Extracted records
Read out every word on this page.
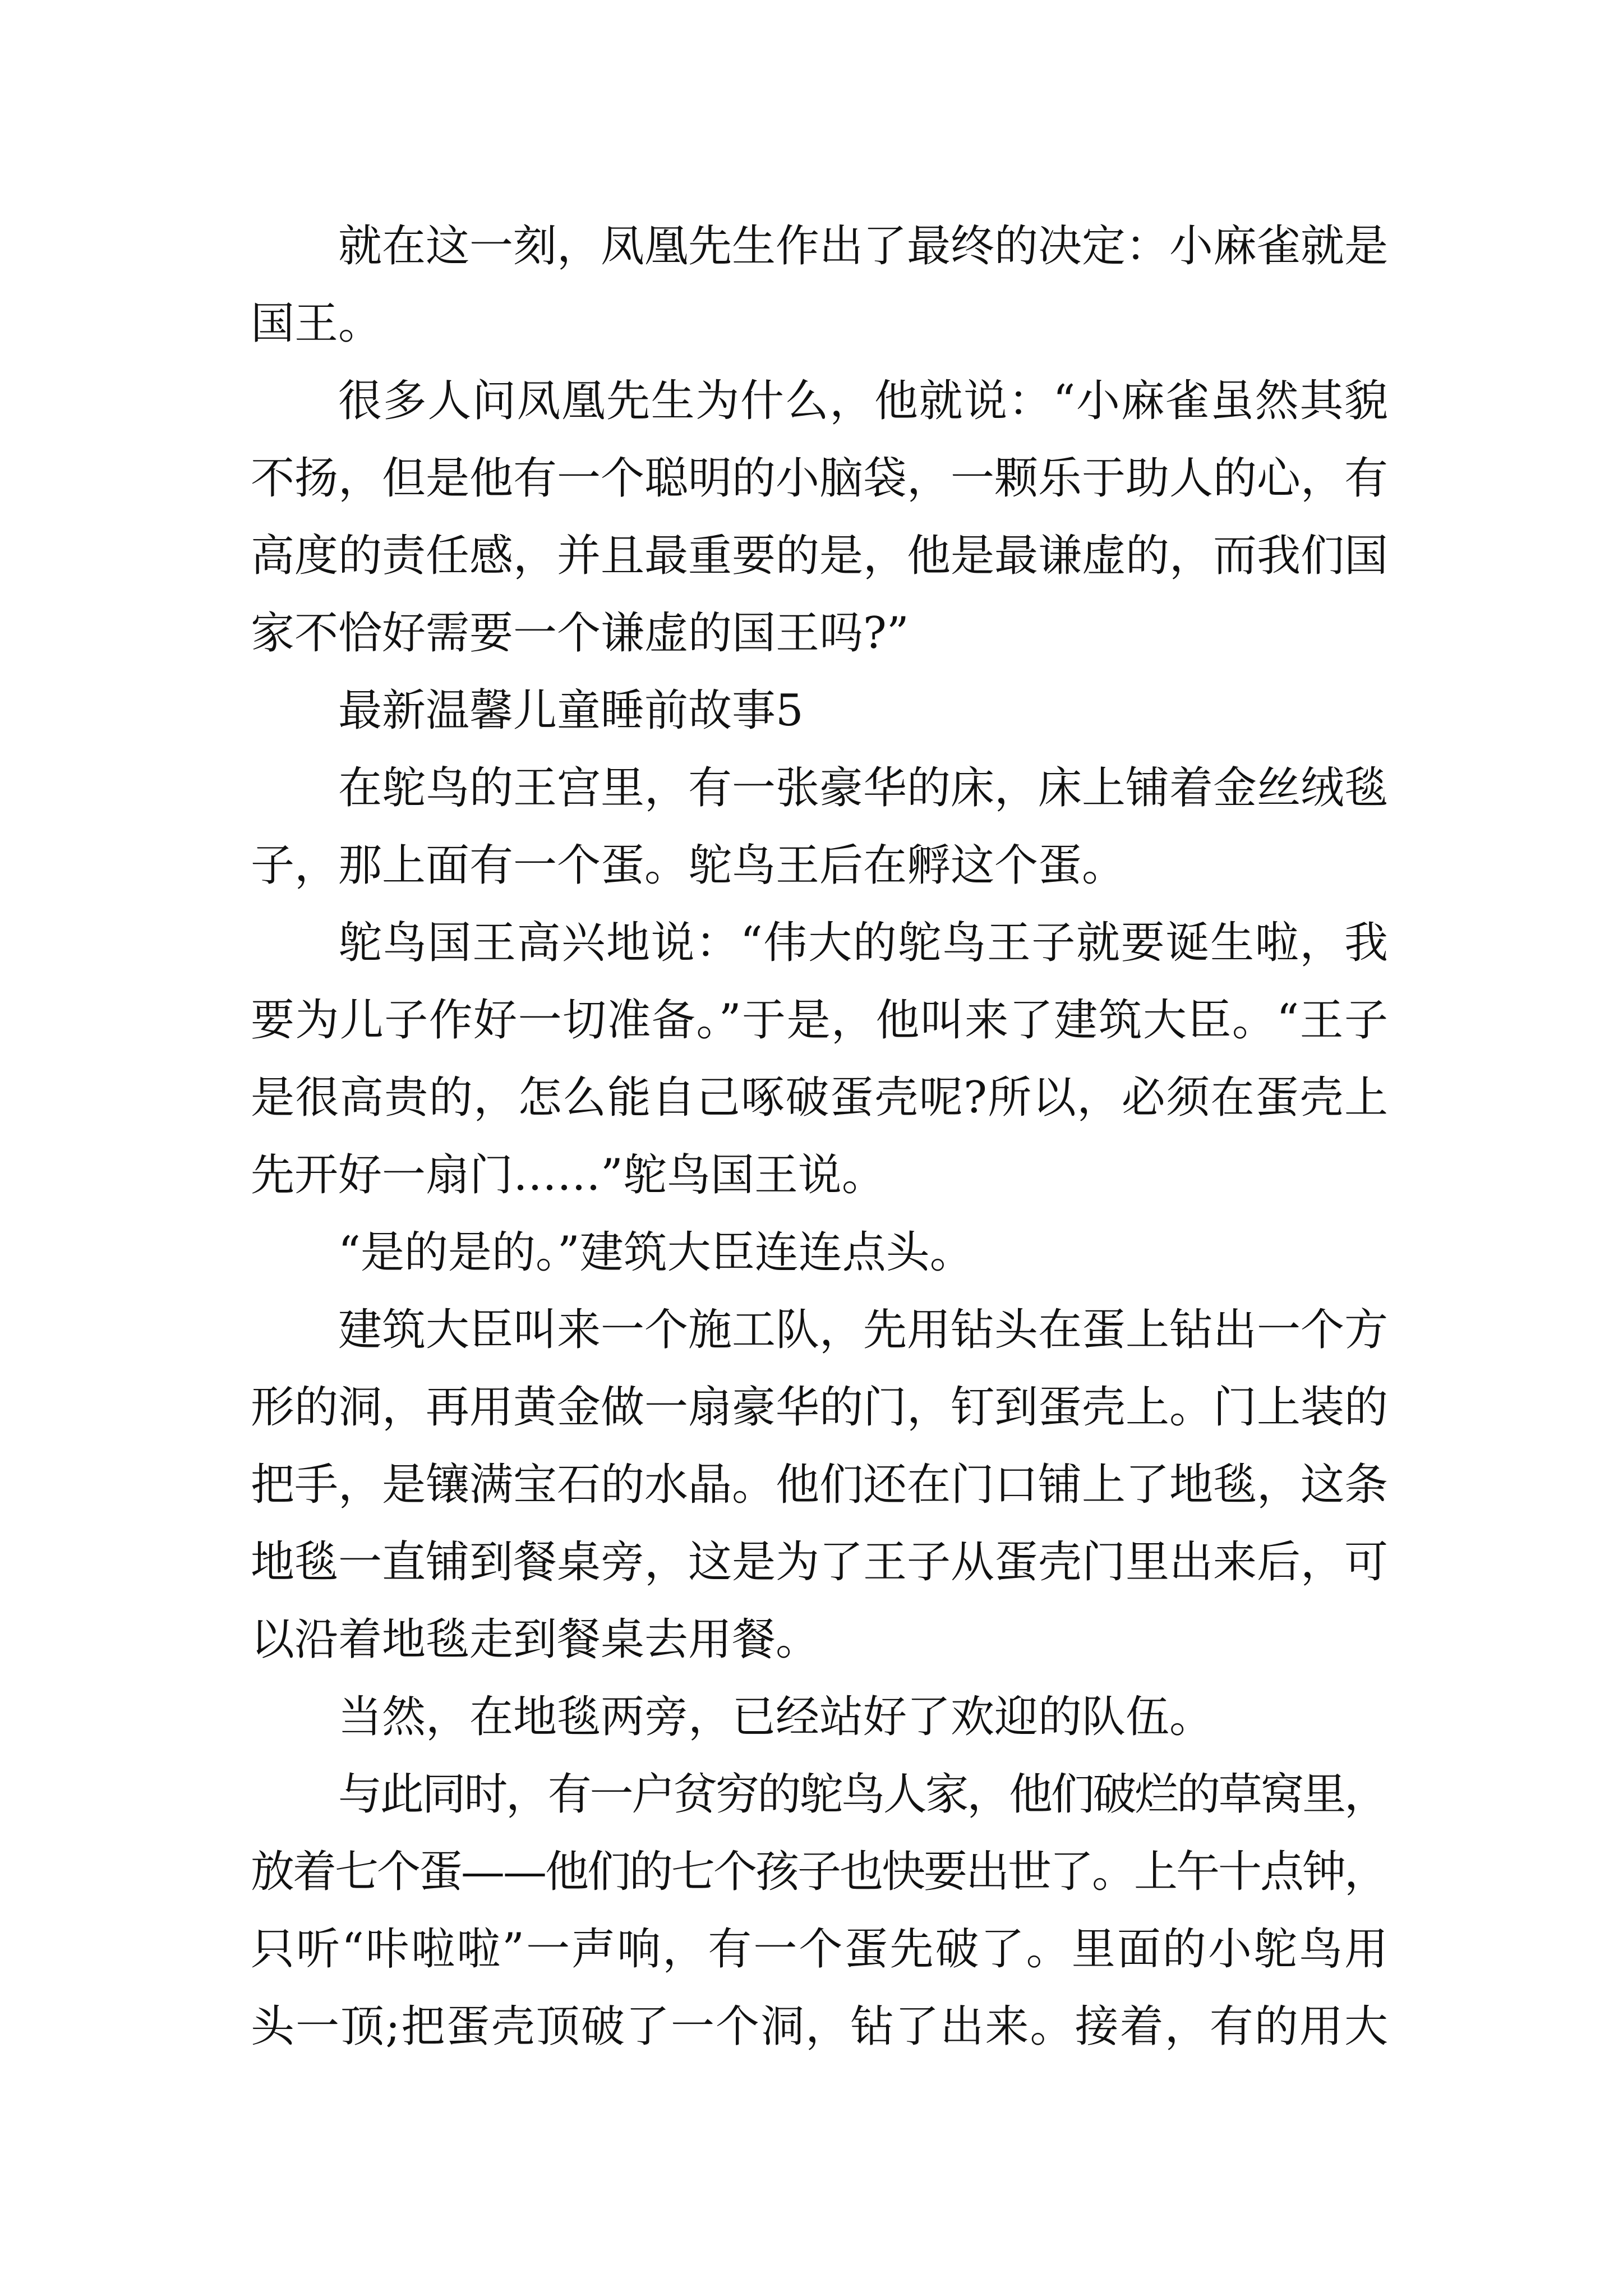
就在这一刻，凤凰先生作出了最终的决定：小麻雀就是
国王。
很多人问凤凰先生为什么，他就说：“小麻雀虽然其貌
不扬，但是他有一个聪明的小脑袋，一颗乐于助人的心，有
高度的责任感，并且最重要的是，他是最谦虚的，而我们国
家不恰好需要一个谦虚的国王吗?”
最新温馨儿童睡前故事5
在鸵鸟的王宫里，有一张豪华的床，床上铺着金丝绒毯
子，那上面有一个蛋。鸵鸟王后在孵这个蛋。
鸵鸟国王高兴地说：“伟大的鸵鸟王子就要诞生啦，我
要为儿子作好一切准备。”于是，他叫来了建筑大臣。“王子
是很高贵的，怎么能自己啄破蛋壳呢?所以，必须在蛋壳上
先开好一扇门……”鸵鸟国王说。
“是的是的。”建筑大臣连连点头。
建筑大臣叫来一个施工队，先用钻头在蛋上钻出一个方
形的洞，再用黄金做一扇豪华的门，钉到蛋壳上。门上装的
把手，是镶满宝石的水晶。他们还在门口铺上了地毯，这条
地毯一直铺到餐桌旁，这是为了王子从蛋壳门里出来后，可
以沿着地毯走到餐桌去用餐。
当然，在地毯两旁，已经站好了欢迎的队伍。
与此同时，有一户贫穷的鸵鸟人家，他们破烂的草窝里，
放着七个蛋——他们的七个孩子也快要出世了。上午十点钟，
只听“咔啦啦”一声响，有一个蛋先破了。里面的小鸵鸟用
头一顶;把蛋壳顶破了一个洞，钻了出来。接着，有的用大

Instruction: Write out each entry exactly as given, but skip the pictures.

Response to the task:
Read out every word on this page.
就在这一刻，凤凰先生作出了最终的决定：小麻雀就是
国王。
很多人问凤凰先生为什么，他就说：“小麻雀虽然其貌
不扬，但是他有一个聪明的小脑袋，一颗乐于助人的心，有
高度的责任感，并且最重要的是，他是最谦虚的，而我们国
家不恰好需要一个谦虚的国王吗?”
最新温馨儿童睡前故事5
在鸵鸟的王宫里，有一张豪华的床，床上铺着金丝绒毯
子，那上面有一个蛋。鸵鸟王后在孵这个蛋。
鸵鸟国王高兴地说：“伟大的鸵鸟王子就要诞生啦，我
要为儿子作好一切准备。”于是，他叫来了建筑大臣。“王子
是很高贵的，怎么能自己啄破蛋壳呢?所以，必须在蛋壳上
先开好一扇门……”鸵鸟国王说。
“是的是的。”建筑大臣连连点头。
建筑大臣叫来一个施工队，先用钻头在蛋上钻出一个方
形的洞，再用黄金做一扇豪华的门，钉到蛋壳上。门上装的
把手，是镶满宝石的水晶。他们还在门口铺上了地毯，这条
地毯一直铺到餐桌旁，这是为了王子从蛋壳门里出来后，可
以沿着地毯走到餐桌去用餐。
当然，在地毯两旁，已经站好了欢迎的队伍。
与此同时，有一户贫穷的鸵鸟人家，他们破烂的草窝里，
放着七个蛋——他们的七个孩子也快要出世了。上午十点钟，
只听“咔啦啦”一声响，有一个蛋先破了。里面的小鸵鸟用
头一顶;把蛋壳顶破了一个洞，钻了出来。接着，有的用大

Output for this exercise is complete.